**Task material:**
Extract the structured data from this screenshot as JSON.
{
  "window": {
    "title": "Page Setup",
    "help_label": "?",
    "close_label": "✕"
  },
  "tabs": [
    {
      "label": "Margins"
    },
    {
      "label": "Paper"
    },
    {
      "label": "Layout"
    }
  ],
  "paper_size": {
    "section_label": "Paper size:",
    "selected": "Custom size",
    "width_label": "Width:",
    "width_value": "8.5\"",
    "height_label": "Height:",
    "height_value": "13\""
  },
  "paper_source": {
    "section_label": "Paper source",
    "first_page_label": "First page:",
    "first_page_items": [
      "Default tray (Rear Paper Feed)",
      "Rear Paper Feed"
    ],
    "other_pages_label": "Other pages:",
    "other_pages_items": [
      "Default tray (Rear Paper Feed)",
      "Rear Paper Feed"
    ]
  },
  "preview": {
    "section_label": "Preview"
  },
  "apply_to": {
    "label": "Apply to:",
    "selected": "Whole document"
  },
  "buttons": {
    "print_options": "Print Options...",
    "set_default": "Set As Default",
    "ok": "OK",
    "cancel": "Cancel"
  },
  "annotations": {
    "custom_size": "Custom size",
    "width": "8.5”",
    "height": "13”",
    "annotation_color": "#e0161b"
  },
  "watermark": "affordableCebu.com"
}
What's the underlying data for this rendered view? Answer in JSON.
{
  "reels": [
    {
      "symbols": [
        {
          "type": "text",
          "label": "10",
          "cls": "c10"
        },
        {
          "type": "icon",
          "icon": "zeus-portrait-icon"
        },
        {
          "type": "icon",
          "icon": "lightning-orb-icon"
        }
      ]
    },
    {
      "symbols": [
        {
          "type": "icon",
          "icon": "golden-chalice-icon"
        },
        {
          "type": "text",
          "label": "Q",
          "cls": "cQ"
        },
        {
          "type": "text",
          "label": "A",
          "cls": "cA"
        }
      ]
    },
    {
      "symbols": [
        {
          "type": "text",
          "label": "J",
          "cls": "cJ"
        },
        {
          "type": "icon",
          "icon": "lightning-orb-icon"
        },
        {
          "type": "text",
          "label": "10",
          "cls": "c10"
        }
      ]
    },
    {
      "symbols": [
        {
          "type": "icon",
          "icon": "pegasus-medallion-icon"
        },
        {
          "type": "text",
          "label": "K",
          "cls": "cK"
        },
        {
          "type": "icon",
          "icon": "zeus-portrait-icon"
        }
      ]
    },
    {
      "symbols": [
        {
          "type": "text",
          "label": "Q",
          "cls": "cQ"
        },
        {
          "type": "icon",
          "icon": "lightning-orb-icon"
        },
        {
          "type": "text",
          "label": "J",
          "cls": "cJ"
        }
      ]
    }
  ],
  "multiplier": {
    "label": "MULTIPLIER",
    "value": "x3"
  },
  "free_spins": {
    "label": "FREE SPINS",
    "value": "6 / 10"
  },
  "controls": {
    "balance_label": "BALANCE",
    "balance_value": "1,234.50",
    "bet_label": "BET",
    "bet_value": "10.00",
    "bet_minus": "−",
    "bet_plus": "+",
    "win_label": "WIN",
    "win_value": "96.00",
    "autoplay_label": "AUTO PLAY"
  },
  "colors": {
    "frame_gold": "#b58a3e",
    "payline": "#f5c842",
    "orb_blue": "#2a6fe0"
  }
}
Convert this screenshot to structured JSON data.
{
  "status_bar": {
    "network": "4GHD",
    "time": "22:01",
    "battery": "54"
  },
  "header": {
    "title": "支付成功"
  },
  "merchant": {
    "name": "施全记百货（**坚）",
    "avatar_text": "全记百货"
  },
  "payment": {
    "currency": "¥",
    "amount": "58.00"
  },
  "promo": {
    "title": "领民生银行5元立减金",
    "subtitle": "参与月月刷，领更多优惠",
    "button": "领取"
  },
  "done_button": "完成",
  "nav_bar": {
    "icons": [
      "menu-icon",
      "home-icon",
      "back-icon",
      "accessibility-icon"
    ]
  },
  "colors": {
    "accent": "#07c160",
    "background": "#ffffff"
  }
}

**Task description:**
From the records above, extract every line exactly as it stands.

**Problem solution:**
Extract the structured data from this screenshot as JSON.
{
  "window": {
    "title": "Page Setup",
    "help_label": "?",
    "close_label": "✕"
  },
  "tabs": [
    {
      "label": "Margins"
    },
    {
      "label": "Paper"
    },
    {
      "label": "Layout"
    }
  ],
  "paper_size": {
    "section_label": "Paper size:",
    "selected": "Custom size",
    "width_label": "Width:",
    "width_value": "8.5\"",
    "height_label": "Height:",
    "height_value": "13\""
  },
  "paper_source": {
    "section_label": "Paper source",
    "first_page_label": "First page:",
    "first_page_items": [
      "Default tray (Rear Paper Feed)",
      "Rear Paper Feed"
    ],
    "other_pages_label": "Other pages:",
    "other_pages_items": [
      "Default tray (Rear Paper Feed)",
      "Rear Paper Feed"
    ]
  },
  "preview": {
    "section_label": "Preview"
  },
  "apply_to": {
    "label": "Apply to:",
    "selected": "Whole document"
  },
  "buttons": {
    "print_options": "Print Options...",
    "set_default": "Set As Default",
    "ok": "OK",
    "cancel": "Cancel"
  },
  "annotations": {
    "custom_size": "Custom size",
    "width": "8.5”",
    "height": "13”",
    "annotation_color": "#e0161b"
  },
  "watermark": "affordableCebu.com"
}
What's the underlying data for this rendered view? Answer in JSON.
{
  "reels": [
    {
      "symbols": [
        {
          "type": "text",
          "label": "10",
          "cls": "c10"
        },
        {
          "type": "icon",
          "icon": "zeus-portrait-icon"
        },
        {
          "type": "icon",
          "icon": "lightning-orb-icon"
        }
      ]
    },
    {
      "symbols": [
        {
          "type": "icon",
          "icon": "golden-chalice-icon"
        },
        {
          "type": "text",
          "label": "Q",
          "cls": "cQ"
        },
        {
          "type": "text",
          "label": "A",
          "cls": "cA"
        }
      ]
    },
    {
      "symbols": [
        {
          "type": "text",
          "label": "J",
          "cls": "cJ"
        },
        {
          "type": "icon",
          "icon": "lightning-orb-icon"
        },
        {
          "type": "text",
          "label": "10",
          "cls": "c10"
        }
      ]
    },
    {
      "symbols": [
        {
          "type": "icon",
          "icon": "pegasus-medallion-icon"
        },
        {
          "type": "text",
          "label": "K",
          "cls": "cK"
        },
        {
          "type": "icon",
          "icon": "zeus-portrait-icon"
        }
      ]
    },
    {
      "symbols": [
        {
          "type": "text",
          "label": "Q",
          "cls": "cQ"
        },
        {
          "type": "icon",
          "icon": "lightning-orb-icon"
        },
        {
          "type": "text",
          "label": "J",
          "cls": "cJ"
        }
      ]
    }
  ],
  "multiplier": {
    "label": "MULTIPLIER",
    "value": "x3"
  },
  "free_spins": {
    "label": "FREE SPINS",
    "value": "6 / 10"
  },
  "controls": {
    "balance_label": "BALANCE",
    "balance_value": "1,234.50",
    "bet_label": "BET",
    "bet_value": "10.00",
    "bet_minus": "−",
    "bet_plus": "+",
    "win_label": "WIN",
    "win_value": "96.00",
    "autoplay_label": "AUTO PLAY"
  },
  "colors": {
    "frame_gold": "#b58a3e",
    "payline": "#f5c842",
    "orb_blue": "#2a6fe0"
  }
}
Convert this screenshot to structured JSON data.
{
  "status_bar": {
    "network": "4GHD",
    "time": "22:01",
    "battery": "54"
  },
  "header": {
    "title": "支付成功"
  },
  "merchant": {
    "name": "施全记百货（**坚）",
    "avatar_text": "全记百货"
  },
  "payment": {
    "currency": "¥",
    "amount": "58.00"
  },
  "promo": {
    "title": "领民生银行5元立减金",
    "subtitle": "参与月月刷，领更多优惠",
    "button": "领取"
  },
  "done_button": "完成",
  "nav_bar": {
    "icons": [
      "menu-icon",
      "home-icon",
      "back-icon",
      "accessibility-icon"
    ]
  },
  "colors": {
    "accent": "#07c160",
    "background": "#ffffff"
  }
}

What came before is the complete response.